- **Brief**
Give the records back in full, exactly as they read.

- **Given records**
_ _ _ _ _

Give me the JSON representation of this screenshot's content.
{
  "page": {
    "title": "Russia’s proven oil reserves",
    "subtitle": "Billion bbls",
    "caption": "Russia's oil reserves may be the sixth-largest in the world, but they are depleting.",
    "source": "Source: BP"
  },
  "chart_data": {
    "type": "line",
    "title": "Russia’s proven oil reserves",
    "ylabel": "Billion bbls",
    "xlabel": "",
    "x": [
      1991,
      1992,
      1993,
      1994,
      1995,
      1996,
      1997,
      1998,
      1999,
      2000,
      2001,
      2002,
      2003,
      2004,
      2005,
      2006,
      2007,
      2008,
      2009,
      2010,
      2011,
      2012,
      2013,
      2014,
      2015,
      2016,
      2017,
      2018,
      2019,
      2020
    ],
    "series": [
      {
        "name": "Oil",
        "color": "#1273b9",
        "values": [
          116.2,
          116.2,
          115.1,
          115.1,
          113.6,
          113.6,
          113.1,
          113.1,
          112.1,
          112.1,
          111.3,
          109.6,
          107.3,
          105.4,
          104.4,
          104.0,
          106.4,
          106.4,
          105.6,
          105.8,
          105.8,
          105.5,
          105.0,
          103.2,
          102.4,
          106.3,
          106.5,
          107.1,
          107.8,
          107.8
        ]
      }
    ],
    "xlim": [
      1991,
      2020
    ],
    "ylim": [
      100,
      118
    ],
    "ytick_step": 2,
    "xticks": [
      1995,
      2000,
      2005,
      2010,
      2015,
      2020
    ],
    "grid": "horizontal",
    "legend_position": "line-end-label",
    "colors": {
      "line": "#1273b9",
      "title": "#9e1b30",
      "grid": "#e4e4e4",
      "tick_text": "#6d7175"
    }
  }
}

_ _ _ _ _

- **Output for this task**
Give me the JSON representation of this screenshot's content.
{
  "page": {
    "title": "Russia’s proven oil reserves",
    "subtitle": "Billion bbls",
    "caption": "Russia's oil reserves may be the sixth-largest in the world, but they are depleting.",
    "source": "Source: BP"
  },
  "chart_data": {
    "type": "line",
    "title": "Russia’s proven oil reserves",
    "ylabel": "Billion bbls",
    "xlabel": "",
    "x": [
      1991,
      1992,
      1993,
      1994,
      1995,
      1996,
      1997,
      1998,
      1999,
      2000,
      2001,
      2002,
      2003,
      2004,
      2005,
      2006,
      2007,
      2008,
      2009,
      2010,
      2011,
      2012,
      2013,
      2014,
      2015,
      2016,
      2017,
      2018,
      2019,
      2020
    ],
    "series": [
      {
        "name": "Oil",
        "color": "#1273b9",
        "values": [
          116.2,
          116.2,
          115.1,
          115.1,
          113.6,
          113.6,
          113.1,
          113.1,
          112.1,
          112.1,
          111.3,
          109.6,
          107.3,
          105.4,
          104.4,
          104.0,
          106.4,
          106.4,
          105.6,
          105.8,
          105.8,
          105.5,
          105.0,
          103.2,
          102.4,
          106.3,
          106.5,
          107.1,
          107.8,
          107.8
        ]
      }
    ],
    "xlim": [
      1991,
      2020
    ],
    "ylim": [
      100,
      118
    ],
    "ytick_step": 2,
    "xticks": [
      1995,
      2000,
      2005,
      2010,
      2015,
      2020
    ],
    "grid": "horizontal",
    "legend_position": "line-end-label",
    "colors": {
      "line": "#1273b9",
      "title": "#9e1b30",
      "grid": "#e4e4e4",
      "tick_text": "#6d7175"
    }
  }
}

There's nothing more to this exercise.